Второй вариант – назначить врагом сам вирус. Владимир Путин сравнил коронавирус с половцами и печенегами, Сергей Собянин говорит о «победах» в борьбе с эпидемией. Врачи тоже используют военную риторику в интервью и постах в соцсетях – «передовая», «фронт». Митрополит Тихон (Шевкунов) первым использовал ее в церкви, назвав эпидемию третьей мировой войной. При такой трактовке исповедание веры – пожертвовать своим личным желанием пойти в храм ради победы над общим врагом, не дать распространиться вирусу, одолеть вражескую армию солидарностью.

Грядущие реформы

Русская православная церковь переживает трагедию. Умирают от вируса священники, монахи, миряне и даже епископы. Выяснилось, что разделение внутри церкви не только идеологическое, а гораздо более глубокое. Неожиданно одними из самых лояльных церковному и государственному руководству оказались те, кого патриарх называл «предателями в рясах» и обличал за либерализм. А патриотическая и консервативная среда, напротив, породила сопротивление с претензией даже на новое мученичество. Есть множество промежуточных вариантов.

Больше чем за месяц так и не сформулирован внятный богословский ответ на вопрос, почему и в храме можно заразиться, а причастие не уберегает от вирусов (как бы странно он ни звучал, но значительную часть паствы он волнует, и это серьезный вопрос).

Управление внезапно децентрализовано: епископат демонстративно выражает несогласие с позицией патриарха и сам разбирается со своей паствой на местах. Причем это делают как ковидодиссиденты вроде Лонгина Саратовского, так и те, кто, наоборот, берет на себя ответственность за ограничения, как митрополит Тихон или наместник Валаамского монастыря епископ Панкратий (Жердев) (можно сравнить ситуацию в Печерском монастыре и на Валааме, где епископы позаботились о братии и прихожанах, ограничили доступ извне и заболевших нет, с катастрофой в Троице-Сергиевой лавре, священноархимандрит которой – сам патриарх).

[Записи набора данных]
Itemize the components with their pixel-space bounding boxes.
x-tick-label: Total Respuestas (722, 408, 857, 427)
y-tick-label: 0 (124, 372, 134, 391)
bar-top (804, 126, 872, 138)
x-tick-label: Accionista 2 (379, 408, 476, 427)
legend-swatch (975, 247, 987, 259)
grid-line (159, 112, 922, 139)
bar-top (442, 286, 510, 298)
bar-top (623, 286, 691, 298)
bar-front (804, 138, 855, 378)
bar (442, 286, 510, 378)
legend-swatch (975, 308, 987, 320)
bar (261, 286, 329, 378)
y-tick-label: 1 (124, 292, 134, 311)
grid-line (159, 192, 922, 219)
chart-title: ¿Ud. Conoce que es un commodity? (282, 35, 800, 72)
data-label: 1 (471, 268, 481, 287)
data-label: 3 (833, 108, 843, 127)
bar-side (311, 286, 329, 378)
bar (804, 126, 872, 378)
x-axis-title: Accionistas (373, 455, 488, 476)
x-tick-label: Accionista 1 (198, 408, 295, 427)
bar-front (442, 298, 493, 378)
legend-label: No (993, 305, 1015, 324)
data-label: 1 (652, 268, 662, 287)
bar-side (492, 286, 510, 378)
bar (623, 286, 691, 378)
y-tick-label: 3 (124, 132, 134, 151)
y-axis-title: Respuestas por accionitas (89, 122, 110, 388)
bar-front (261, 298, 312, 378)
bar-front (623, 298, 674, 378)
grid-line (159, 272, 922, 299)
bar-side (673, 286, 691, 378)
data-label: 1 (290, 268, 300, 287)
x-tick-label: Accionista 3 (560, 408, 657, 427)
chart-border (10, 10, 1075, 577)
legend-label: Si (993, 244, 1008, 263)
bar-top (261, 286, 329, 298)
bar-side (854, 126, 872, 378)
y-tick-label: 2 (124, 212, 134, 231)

### ЗАДАНИЕ A
С кем, согласно отрывку о церкви и эпидемии, Владимир Путин сравнил коронавирус?
### ЗАДАНИЕ B
Выведите из отрывка о церкви и эпидемии точную копию текста от слов «Больше чем за» до слов «это серьезный вопрос).».

### ОТВЕТ A
С половцами и печенегами.

### ОТВЕТ B
Больше чем за месяц так и не сформулирован внятный богословский ответ на вопрос, почему и в храме можно заразиться, а причастие не уберегает от вирусов (как бы странно он ни звучал, но значительную часть паствы он волнует, и это серьезный вопрос).